▶ WORK INSTRUCTIONS
Transcribe the records below exactly.
— Start of RECORDS TO PROCESS —
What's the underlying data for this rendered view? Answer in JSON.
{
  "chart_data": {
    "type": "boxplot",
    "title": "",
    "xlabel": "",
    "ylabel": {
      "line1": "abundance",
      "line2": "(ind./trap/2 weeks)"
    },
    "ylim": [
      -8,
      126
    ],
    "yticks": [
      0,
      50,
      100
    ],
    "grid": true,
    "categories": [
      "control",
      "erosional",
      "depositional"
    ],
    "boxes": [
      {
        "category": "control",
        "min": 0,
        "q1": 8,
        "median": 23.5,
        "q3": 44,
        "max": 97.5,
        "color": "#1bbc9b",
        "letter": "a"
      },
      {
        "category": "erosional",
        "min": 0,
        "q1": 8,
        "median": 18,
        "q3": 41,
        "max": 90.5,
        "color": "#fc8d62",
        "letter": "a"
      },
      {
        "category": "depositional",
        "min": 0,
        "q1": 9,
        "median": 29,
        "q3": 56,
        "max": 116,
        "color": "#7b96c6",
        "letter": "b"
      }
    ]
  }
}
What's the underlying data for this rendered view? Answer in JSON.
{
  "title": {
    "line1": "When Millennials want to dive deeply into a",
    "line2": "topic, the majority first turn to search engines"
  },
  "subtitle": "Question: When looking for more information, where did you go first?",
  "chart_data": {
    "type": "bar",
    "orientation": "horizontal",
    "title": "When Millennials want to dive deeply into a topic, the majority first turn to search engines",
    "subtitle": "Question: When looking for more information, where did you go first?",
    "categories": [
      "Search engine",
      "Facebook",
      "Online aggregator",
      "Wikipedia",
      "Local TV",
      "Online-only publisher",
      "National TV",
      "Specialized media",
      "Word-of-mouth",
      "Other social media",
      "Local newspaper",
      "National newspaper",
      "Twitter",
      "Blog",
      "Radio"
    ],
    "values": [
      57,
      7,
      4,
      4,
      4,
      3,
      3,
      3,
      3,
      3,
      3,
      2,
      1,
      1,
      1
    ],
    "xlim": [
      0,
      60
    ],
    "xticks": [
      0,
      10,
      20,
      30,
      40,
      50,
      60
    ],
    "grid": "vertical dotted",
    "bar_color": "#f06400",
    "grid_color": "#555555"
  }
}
— End of RECORDS TO PROCESS —
▶ IN RESPONSE
What's the underlying data for this rendered view? Answer in JSON.
{
  "chart_data": {
    "type": "boxplot",
    "title": "",
    "xlabel": "",
    "ylabel": {
      "line1": "abundance",
      "line2": "(ind./trap/2 weeks)"
    },
    "ylim": [
      -8,
      126
    ],
    "yticks": [
      0,
      50,
      100
    ],
    "grid": true,
    "categories": [
      "control",
      "erosional",
      "depositional"
    ],
    "boxes": [
      {
        "category": "control",
        "min": 0,
        "q1": 8,
        "median": 23.5,
        "q3": 44,
        "max": 97.5,
        "color": "#1bbc9b",
        "letter": "a"
      },
      {
        "category": "erosional",
        "min": 0,
        "q1": 8,
        "median": 18,
        "q3": 41,
        "max": 90.5,
        "color": "#fc8d62",
        "letter": "a"
      },
      {
        "category": "depositional",
        "min": 0,
        "q1": 9,
        "median": 29,
        "q3": 56,
        "max": 116,
        "color": "#7b96c6",
        "letter": "b"
      }
    ]
  }
}
What's the underlying data for this rendered view? Answer in JSON.
{
  "title": {
    "line1": "When Millennials want to dive deeply into a",
    "line2": "topic, the majority first turn to search engines"
  },
  "subtitle": "Question: When looking for more information, where did you go first?",
  "chart_data": {
    "type": "bar",
    "orientation": "horizontal",
    "title": "When Millennials want to dive deeply into a topic, the majority first turn to search engines",
    "subtitle": "Question: When looking for more information, where did you go first?",
    "categories": [
      "Search engine",
      "Facebook",
      "Online aggregator",
      "Wikipedia",
      "Local TV",
      "Online-only publisher",
      "National TV",
      "Specialized media",
      "Word-of-mouth",
      "Other social media",
      "Local newspaper",
      "National newspaper",
      "Twitter",
      "Blog",
      "Radio"
    ],
    "values": [
      57,
      7,
      4,
      4,
      4,
      3,
      3,
      3,
      3,
      3,
      3,
      2,
      1,
      1,
      1
    ],
    "xlim": [
      0,
      60
    ],
    "xticks": [
      0,
      10,
      20,
      30,
      40,
      50,
      60
    ],
    "grid": "vertical dotted",
    "bar_color": "#f06400",
    "grid_color": "#555555"
  }
}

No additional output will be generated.